◆ Written exercise ◆
Sort through the entries below and pull out lines containing the word "replies".
## Start Provided records
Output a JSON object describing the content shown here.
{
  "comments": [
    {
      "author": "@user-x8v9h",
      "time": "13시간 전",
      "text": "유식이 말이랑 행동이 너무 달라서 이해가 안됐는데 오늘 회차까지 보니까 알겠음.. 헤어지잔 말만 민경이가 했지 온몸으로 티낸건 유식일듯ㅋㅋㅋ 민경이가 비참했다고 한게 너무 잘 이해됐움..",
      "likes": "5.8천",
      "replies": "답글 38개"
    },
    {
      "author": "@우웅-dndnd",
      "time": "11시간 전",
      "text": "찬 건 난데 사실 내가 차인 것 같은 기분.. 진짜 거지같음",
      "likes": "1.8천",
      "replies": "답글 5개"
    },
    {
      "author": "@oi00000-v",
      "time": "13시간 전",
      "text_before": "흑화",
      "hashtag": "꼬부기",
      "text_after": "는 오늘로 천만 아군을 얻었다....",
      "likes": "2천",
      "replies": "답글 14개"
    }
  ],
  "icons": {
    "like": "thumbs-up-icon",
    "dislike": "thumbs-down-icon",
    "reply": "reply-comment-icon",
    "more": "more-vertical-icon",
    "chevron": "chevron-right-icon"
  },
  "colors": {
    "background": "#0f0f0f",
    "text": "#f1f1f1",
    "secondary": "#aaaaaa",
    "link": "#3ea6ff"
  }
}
## End Provided records
◆ Solution below ◆
      "replies": "답글 38개"
      "replies": "답글 5개"
      "replies": "답글 14개"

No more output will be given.